*Supplied information*:
▼▼▼

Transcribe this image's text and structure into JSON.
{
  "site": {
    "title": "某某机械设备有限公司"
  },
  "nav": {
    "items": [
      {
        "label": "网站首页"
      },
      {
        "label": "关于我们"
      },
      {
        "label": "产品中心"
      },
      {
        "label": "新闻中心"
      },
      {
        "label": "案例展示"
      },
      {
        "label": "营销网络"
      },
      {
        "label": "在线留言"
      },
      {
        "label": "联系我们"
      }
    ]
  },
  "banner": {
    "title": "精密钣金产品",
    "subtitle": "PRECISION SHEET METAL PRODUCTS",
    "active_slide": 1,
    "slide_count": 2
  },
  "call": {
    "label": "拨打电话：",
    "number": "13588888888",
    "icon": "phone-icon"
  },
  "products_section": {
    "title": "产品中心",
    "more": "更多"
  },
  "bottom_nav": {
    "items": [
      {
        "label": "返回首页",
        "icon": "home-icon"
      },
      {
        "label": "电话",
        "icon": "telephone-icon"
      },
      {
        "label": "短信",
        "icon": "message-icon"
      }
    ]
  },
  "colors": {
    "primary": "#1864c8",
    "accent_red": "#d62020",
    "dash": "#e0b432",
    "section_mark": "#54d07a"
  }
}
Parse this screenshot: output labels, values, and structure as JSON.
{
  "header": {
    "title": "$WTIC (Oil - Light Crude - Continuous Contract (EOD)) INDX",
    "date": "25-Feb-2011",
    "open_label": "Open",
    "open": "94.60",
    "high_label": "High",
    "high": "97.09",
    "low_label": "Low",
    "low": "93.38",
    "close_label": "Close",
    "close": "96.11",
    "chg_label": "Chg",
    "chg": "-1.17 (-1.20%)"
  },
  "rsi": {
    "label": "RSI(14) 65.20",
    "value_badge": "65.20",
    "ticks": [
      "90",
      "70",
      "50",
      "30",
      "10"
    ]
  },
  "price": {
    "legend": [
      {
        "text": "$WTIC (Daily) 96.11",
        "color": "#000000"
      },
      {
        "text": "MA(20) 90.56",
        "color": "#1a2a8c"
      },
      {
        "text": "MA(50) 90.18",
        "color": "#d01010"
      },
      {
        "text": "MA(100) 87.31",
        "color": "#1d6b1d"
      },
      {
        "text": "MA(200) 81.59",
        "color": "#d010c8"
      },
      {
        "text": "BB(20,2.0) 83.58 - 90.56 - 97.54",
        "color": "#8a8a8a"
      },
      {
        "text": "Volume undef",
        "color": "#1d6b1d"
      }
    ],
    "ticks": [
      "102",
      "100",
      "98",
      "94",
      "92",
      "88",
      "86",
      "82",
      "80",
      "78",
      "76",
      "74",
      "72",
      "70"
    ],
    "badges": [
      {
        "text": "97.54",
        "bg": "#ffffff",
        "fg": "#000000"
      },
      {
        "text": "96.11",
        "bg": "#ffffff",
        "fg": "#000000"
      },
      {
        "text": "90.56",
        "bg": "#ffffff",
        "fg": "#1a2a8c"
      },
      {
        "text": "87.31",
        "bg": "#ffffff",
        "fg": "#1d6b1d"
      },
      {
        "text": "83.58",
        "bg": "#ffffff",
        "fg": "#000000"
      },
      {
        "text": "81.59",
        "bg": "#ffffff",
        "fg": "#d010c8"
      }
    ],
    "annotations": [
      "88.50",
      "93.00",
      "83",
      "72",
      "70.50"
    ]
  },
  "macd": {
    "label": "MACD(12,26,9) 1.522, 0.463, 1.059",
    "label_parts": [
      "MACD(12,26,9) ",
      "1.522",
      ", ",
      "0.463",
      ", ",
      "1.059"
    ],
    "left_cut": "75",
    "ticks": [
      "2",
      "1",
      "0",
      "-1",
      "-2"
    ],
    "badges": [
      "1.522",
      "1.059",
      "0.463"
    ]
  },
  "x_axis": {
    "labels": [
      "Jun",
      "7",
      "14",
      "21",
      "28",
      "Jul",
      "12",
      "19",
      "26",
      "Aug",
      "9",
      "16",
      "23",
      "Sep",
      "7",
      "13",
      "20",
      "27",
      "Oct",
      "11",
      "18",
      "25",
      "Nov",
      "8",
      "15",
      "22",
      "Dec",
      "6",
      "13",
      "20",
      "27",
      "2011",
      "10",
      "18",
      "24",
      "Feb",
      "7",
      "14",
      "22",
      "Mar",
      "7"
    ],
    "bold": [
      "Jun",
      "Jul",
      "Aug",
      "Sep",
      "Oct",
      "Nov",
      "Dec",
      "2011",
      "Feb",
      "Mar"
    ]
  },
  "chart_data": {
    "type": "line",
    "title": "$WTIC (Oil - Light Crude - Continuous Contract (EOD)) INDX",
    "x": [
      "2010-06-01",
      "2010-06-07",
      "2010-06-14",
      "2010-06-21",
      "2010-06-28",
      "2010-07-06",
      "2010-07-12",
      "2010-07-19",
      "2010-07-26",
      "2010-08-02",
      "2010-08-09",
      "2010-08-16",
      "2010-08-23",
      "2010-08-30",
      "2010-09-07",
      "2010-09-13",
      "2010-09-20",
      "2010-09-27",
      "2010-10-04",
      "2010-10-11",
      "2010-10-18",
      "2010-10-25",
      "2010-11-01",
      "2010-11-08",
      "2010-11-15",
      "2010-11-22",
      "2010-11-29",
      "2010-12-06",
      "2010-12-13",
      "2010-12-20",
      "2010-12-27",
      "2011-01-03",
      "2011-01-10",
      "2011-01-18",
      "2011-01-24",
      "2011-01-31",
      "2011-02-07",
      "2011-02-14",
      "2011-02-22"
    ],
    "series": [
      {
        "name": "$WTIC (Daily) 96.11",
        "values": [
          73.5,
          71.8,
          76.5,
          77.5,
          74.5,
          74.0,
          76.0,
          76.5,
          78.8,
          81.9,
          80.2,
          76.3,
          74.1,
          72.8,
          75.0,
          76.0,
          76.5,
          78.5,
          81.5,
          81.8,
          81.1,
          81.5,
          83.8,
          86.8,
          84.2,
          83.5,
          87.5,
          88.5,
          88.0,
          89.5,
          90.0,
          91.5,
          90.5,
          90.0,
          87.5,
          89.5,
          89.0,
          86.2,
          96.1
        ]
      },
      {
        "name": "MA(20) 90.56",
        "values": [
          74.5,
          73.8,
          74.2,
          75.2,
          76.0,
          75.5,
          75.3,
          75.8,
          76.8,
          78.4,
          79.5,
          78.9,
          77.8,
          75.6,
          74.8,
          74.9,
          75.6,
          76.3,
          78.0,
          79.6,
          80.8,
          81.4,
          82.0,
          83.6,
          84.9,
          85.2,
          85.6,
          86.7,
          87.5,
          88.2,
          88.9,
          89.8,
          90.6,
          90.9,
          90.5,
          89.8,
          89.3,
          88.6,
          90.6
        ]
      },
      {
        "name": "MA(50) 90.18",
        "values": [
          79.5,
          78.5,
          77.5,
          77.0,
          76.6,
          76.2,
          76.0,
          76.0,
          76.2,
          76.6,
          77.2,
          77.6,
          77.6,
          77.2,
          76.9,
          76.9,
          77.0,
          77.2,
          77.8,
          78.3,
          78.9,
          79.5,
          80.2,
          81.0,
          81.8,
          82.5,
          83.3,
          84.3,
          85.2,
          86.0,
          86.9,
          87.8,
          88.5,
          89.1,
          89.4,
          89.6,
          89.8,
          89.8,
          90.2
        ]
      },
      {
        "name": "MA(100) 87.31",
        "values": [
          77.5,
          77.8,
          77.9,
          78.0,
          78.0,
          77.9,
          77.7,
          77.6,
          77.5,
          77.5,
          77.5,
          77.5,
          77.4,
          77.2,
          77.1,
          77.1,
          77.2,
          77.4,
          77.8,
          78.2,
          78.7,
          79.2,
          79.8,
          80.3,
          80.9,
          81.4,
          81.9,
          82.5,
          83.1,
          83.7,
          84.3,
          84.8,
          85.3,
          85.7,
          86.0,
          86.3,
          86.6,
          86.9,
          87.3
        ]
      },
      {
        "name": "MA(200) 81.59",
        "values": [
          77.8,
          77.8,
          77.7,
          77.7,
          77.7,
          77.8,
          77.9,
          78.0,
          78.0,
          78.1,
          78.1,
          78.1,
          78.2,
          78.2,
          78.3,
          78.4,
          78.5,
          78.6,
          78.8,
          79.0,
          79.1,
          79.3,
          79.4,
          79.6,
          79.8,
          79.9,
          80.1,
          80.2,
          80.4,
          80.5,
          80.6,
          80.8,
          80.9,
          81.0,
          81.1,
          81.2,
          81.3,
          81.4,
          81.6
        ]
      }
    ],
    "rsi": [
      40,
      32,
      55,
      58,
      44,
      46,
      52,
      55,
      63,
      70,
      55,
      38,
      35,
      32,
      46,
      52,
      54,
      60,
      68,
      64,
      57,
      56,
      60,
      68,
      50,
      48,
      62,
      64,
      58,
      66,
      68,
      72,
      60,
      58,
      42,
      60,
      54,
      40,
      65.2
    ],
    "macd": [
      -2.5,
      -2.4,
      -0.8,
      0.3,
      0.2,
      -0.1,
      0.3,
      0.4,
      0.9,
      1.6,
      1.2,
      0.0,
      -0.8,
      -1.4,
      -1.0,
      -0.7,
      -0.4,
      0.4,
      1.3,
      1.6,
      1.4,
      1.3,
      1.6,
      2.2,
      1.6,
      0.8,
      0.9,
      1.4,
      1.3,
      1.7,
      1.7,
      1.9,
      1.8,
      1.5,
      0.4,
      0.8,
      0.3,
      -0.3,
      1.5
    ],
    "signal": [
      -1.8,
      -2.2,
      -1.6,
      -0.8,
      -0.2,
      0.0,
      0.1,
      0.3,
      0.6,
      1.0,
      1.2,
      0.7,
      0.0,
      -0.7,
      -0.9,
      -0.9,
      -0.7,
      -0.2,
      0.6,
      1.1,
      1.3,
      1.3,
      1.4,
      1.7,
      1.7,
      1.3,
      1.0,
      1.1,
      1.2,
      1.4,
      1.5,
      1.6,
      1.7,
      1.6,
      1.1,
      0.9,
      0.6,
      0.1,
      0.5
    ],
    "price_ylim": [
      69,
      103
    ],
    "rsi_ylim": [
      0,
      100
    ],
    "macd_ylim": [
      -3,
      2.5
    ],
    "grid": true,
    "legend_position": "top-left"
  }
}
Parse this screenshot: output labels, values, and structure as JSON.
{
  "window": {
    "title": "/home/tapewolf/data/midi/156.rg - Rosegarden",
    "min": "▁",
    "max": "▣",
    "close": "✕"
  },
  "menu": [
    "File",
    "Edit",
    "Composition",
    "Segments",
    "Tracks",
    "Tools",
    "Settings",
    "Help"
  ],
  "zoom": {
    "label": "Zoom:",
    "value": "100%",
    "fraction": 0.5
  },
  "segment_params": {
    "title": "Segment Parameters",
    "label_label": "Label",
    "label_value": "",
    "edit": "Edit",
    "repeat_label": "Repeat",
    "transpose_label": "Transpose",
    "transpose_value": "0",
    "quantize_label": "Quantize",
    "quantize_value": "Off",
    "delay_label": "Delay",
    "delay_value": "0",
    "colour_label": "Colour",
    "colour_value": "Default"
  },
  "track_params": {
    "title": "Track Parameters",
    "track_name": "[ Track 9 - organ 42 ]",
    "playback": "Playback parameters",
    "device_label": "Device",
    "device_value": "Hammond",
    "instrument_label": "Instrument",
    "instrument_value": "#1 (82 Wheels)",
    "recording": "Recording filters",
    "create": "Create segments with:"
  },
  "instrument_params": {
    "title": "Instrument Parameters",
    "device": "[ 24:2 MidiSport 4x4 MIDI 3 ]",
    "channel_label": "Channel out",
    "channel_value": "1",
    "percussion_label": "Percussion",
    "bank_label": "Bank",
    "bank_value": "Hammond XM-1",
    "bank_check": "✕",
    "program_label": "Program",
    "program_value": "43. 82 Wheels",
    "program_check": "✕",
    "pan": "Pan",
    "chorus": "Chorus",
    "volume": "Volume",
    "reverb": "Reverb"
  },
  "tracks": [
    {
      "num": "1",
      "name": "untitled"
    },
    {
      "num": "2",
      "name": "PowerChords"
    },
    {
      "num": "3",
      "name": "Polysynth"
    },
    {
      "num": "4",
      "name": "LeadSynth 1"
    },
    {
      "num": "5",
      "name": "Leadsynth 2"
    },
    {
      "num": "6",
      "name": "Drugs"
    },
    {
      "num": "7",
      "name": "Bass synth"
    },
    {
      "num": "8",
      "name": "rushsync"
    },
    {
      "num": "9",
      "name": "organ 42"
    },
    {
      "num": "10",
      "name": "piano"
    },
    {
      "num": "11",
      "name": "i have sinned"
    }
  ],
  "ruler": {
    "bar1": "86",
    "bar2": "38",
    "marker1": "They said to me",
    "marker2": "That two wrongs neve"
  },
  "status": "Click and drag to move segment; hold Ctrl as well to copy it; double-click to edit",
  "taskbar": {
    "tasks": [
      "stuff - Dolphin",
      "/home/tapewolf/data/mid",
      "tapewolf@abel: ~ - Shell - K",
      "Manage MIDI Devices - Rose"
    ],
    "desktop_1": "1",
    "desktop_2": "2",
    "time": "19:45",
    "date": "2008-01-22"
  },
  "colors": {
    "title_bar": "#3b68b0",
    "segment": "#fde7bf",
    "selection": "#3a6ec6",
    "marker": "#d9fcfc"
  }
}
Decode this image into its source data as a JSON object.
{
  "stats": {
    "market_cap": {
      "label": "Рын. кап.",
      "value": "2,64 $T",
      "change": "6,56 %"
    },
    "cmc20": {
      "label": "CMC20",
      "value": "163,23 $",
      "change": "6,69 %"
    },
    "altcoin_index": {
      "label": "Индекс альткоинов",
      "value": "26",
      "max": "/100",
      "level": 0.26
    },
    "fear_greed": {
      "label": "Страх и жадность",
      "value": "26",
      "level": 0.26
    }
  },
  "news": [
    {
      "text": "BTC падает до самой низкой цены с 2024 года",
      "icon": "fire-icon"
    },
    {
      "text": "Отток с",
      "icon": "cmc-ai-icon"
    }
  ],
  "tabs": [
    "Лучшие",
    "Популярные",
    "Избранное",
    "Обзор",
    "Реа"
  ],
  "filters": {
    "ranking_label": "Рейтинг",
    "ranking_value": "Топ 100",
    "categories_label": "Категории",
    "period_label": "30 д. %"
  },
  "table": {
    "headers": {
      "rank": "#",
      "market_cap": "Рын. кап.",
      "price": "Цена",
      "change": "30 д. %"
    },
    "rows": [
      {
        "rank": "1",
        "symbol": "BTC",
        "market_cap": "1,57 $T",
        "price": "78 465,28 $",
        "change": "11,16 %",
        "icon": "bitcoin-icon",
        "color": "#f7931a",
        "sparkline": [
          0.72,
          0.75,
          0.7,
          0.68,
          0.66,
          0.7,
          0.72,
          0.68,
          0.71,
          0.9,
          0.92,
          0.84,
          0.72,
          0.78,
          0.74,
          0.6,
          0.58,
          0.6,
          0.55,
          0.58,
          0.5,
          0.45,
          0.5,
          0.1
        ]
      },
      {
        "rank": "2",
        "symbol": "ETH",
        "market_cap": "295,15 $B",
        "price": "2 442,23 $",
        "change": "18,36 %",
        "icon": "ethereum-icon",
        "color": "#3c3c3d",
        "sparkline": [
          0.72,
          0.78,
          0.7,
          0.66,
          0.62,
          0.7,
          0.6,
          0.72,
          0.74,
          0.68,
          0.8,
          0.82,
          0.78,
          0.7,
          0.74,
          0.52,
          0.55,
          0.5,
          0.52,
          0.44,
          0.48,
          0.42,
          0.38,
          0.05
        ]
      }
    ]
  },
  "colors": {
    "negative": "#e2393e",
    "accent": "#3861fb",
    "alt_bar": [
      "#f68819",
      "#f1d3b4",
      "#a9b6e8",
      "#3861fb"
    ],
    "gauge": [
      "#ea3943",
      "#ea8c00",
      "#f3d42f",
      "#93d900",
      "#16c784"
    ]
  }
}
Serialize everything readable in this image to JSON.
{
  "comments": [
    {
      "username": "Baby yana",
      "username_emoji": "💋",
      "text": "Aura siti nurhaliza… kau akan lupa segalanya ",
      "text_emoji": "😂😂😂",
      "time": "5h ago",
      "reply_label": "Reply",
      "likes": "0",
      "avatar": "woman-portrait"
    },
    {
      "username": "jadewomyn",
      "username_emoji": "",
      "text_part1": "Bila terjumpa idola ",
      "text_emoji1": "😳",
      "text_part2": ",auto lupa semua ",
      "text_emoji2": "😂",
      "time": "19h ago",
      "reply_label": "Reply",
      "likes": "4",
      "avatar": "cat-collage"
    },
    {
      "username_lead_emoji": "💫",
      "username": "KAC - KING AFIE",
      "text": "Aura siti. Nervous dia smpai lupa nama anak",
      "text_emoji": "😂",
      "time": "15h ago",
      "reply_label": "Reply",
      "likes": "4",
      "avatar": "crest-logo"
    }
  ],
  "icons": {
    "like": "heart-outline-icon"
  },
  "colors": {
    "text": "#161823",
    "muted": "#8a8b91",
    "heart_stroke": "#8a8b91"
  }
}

▲▲▲

Identify and list each line with the word "Hammond".

*Response to the task*:
    "device_value": "Hammond",
    "bank_value": "Hammond XM-1",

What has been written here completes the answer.